● Data items:
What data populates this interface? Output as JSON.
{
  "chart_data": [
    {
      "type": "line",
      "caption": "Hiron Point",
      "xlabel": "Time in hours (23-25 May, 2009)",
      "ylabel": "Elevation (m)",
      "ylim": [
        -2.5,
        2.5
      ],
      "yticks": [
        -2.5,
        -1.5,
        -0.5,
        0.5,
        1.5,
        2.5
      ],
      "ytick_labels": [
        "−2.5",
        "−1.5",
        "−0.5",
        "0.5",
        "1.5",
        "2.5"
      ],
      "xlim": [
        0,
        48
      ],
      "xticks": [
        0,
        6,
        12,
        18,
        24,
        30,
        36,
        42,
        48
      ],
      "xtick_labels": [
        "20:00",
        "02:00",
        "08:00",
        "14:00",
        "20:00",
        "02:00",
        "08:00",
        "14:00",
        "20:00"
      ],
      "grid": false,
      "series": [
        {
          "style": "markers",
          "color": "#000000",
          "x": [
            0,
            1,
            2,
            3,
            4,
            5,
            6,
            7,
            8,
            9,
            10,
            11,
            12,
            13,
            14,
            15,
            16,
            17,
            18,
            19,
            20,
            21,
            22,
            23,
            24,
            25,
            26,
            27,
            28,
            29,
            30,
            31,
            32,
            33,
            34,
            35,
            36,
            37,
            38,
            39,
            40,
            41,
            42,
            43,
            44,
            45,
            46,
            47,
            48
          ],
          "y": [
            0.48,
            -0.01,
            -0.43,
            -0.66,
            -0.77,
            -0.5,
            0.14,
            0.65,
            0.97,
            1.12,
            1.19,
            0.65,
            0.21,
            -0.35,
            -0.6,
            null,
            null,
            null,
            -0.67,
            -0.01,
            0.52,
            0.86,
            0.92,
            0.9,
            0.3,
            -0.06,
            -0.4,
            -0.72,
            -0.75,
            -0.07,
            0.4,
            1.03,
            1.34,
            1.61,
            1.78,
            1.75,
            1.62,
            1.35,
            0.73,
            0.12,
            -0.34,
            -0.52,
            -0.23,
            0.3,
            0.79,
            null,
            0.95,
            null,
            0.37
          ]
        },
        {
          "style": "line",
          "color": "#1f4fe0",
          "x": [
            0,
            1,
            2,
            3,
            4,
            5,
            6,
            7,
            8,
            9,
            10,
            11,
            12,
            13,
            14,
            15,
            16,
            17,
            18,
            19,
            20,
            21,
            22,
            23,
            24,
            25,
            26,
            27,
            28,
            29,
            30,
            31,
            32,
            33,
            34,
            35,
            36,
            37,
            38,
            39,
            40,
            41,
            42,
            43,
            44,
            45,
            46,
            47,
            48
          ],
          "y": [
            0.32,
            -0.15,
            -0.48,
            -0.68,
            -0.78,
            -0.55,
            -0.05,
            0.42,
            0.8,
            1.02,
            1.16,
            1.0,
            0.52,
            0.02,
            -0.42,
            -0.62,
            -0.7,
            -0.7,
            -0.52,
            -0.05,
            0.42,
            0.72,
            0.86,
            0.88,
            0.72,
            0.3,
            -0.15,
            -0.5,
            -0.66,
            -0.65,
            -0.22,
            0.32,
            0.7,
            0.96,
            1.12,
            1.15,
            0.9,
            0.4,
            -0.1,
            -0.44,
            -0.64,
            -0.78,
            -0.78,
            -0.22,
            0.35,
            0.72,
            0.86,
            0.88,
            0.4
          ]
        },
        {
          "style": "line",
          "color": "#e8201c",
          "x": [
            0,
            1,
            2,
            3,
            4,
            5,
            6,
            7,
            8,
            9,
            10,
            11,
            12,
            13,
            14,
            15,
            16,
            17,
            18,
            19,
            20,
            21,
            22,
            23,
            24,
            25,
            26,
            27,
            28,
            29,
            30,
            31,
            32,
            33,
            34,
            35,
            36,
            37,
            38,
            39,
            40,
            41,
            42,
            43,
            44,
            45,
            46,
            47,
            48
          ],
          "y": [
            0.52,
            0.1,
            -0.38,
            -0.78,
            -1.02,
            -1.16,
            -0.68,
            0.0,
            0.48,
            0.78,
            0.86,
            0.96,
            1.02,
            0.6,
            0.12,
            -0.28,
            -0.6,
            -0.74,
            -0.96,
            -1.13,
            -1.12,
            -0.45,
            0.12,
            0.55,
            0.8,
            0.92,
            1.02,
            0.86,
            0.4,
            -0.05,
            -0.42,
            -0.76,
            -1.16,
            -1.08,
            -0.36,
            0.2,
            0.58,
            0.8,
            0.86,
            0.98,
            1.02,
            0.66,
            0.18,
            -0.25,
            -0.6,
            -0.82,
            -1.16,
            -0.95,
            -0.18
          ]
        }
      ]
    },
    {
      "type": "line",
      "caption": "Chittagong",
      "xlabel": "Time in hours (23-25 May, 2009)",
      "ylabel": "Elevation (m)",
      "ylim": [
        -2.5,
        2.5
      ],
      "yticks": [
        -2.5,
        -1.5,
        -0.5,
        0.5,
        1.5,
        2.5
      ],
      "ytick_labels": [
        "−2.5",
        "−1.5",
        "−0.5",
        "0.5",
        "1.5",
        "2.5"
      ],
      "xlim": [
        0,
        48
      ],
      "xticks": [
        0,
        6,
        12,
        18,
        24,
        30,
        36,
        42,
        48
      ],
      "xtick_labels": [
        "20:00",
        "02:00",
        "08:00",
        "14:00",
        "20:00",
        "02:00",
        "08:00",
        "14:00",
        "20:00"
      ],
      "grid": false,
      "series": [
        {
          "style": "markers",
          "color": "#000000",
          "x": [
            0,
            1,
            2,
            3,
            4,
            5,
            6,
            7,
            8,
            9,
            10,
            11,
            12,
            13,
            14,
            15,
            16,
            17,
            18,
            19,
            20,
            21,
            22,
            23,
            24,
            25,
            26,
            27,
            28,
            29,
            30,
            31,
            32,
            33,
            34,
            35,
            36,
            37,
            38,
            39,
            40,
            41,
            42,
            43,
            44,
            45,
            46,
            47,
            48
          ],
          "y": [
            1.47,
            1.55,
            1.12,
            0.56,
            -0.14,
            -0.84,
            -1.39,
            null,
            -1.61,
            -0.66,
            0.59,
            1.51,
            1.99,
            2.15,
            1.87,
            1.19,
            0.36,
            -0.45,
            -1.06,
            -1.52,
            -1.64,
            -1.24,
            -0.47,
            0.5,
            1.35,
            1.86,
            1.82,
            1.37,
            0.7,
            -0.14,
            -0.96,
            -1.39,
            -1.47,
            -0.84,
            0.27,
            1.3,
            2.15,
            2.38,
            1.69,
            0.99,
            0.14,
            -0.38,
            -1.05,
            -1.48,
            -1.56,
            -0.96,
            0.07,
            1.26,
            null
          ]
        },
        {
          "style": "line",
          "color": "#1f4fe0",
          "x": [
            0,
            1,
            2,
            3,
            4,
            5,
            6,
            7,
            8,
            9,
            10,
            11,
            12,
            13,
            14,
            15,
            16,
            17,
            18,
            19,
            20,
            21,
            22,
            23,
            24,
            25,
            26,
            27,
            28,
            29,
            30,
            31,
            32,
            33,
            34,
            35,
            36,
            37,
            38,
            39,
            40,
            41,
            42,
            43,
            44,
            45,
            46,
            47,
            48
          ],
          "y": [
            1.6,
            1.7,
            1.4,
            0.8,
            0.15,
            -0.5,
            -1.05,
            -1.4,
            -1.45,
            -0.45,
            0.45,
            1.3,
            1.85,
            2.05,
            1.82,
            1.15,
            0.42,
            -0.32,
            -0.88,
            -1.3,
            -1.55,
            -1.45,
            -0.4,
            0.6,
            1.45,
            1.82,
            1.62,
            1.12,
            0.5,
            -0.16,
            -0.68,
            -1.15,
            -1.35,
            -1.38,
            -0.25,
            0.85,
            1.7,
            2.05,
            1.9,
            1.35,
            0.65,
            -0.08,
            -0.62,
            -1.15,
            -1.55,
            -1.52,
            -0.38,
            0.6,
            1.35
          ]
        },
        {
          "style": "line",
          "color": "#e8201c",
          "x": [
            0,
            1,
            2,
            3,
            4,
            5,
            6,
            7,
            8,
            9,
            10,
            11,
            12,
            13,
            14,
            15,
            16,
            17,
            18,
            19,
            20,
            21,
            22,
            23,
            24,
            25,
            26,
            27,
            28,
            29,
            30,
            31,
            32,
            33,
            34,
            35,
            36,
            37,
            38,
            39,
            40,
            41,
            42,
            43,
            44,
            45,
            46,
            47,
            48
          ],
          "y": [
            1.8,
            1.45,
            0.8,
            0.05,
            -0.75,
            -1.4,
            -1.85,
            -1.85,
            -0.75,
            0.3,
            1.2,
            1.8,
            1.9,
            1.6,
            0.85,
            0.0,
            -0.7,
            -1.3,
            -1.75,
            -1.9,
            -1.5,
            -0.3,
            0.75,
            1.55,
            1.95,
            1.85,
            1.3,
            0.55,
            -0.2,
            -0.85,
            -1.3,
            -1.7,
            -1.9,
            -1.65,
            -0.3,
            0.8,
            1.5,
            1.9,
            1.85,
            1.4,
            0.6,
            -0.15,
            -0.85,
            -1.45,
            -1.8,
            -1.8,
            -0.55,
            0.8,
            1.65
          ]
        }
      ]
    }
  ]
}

● Task details:
Where a line above contains the word "caption", copy that line.

● The result:
      "caption": "Hiron Point",
      "caption": "Chittagong",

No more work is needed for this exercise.